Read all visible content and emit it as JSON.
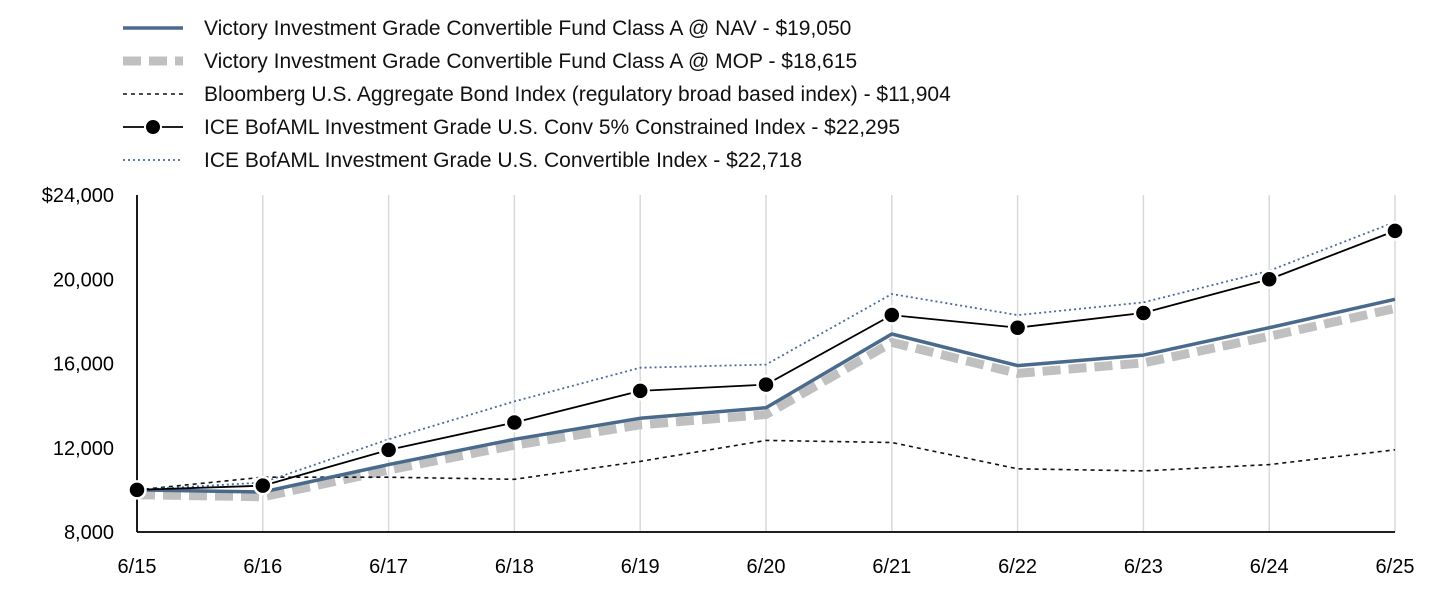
{
  "chart_data": {
    "type": "line",
    "title": "",
    "xlabel": "",
    "ylabel": "",
    "categories": [
      "6/15",
      "6/16",
      "6/17",
      "6/18",
      "6/19",
      "6/20",
      "6/21",
      "6/22",
      "6/23",
      "6/24",
      "6/25"
    ],
    "ylim": [
      8000,
      24000
    ],
    "yticks": [
      8000,
      12000,
      16000,
      20000,
      24000
    ],
    "ytick_labels": [
      "8,000",
      "12,000",
      "16,000",
      "20,000",
      "$24,000"
    ],
    "grid": "vertical",
    "legend_position": "top",
    "series": [
      {
        "name": "Victory Investment Grade Convertible Fund Class A @ NAV - $19,050",
        "color": "#4a6a8c",
        "style": "solid",
        "values": [
          10000,
          9900,
          11200,
          12400,
          13400,
          13900,
          17400,
          15900,
          16400,
          17700,
          19050
        ]
      },
      {
        "name": "Victory Investment Grade Convertible Fund Class A @ MOP - $18,615",
        "color": "#c0c0c0",
        "style": "thick-dashed",
        "values": [
          9770,
          9670,
          10940,
          12120,
          13090,
          13580,
          17000,
          15530,
          16030,
          17290,
          18615
        ]
      },
      {
        "name": "Bloomberg U.S. Aggregate Bond Index (regulatory broad based index) - $11,904",
        "color": "#111111",
        "style": "dashed",
        "values": [
          10000,
          10600,
          10600,
          10500,
          11350,
          12350,
          12250,
          11000,
          10900,
          11200,
          11904
        ]
      },
      {
        "name": "ICE BofAML Investment Grade U.S. Conv 5% Constrained Index - $22,295",
        "color": "#000000",
        "style": "solid-markers",
        "values": [
          10000,
          10200,
          11900,
          13200,
          14700,
          15000,
          18300,
          17700,
          18400,
          20000,
          22295
        ]
      },
      {
        "name": "ICE BofAML Investment Grade U.S. Convertible Index - $22,718",
        "color": "#4a6a9c",
        "style": "dotted",
        "values": [
          10000,
          10350,
          12400,
          14200,
          15800,
          15950,
          19300,
          18300,
          18900,
          20400,
          22718
        ]
      }
    ]
  }
}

··········

**Your task**
All of the entries need to be transcribed word for word; pictures are left out.

**Expected answer**
Read all visible content and emit it as JSON.
{
  "chart_data": {
    "type": "line",
    "title": "",
    "xlabel": "",
    "ylabel": "",
    "categories": [
      "6/15",
      "6/16",
      "6/17",
      "6/18",
      "6/19",
      "6/20",
      "6/21",
      "6/22",
      "6/23",
      "6/24",
      "6/25"
    ],
    "ylim": [
      8000,
      24000
    ],
    "yticks": [
      8000,
      12000,
      16000,
      20000,
      24000
    ],
    "ytick_labels": [
      "8,000",
      "12,000",
      "16,000",
      "20,000",
      "$24,000"
    ],
    "grid": "vertical",
    "legend_position": "top",
    "series": [
      {
        "name": "Victory Investment Grade Convertible Fund Class A @ NAV - $19,050",
        "color": "#4a6a8c",
        "style": "solid",
        "values": [
          10000,
          9900,
          11200,
          12400,
          13400,
          13900,
          17400,
          15900,
          16400,
          17700,
          19050
        ]
      },
      {
        "name": "Victory Investment Grade Convertible Fund Class A @ MOP - $18,615",
        "color": "#c0c0c0",
        "style": "thick-dashed",
        "values": [
          9770,
          9670,
          10940,
          12120,
          13090,
          13580,
          17000,
          15530,
          16030,
          17290,
          18615
        ]
      },
      {
        "name": "Bloomberg U.S. Aggregate Bond Index (regulatory broad based index) - $11,904",
        "color": "#111111",
        "style": "dashed",
        "values": [
          10000,
          10600,
          10600,
          10500,
          11350,
          12350,
          12250,
          11000,
          10900,
          11200,
          11904
        ]
      },
      {
        "name": "ICE BofAML Investment Grade U.S. Conv 5% Constrained Index - $22,295",
        "color": "#000000",
        "style": "solid-markers",
        "values": [
          10000,
          10200,
          11900,
          13200,
          14700,
          15000,
          18300,
          17700,
          18400,
          20000,
          22295
        ]
      },
      {
        "name": "ICE BofAML Investment Grade U.S. Convertible Index - $22,718",
        "color": "#4a6a9c",
        "style": "dotted",
        "values": [
          10000,
          10350,
          12400,
          14200,
          15800,
          15950,
          19300,
          18300,
          18900,
          20400,
          22718
        ]
      }
    ]
  }
}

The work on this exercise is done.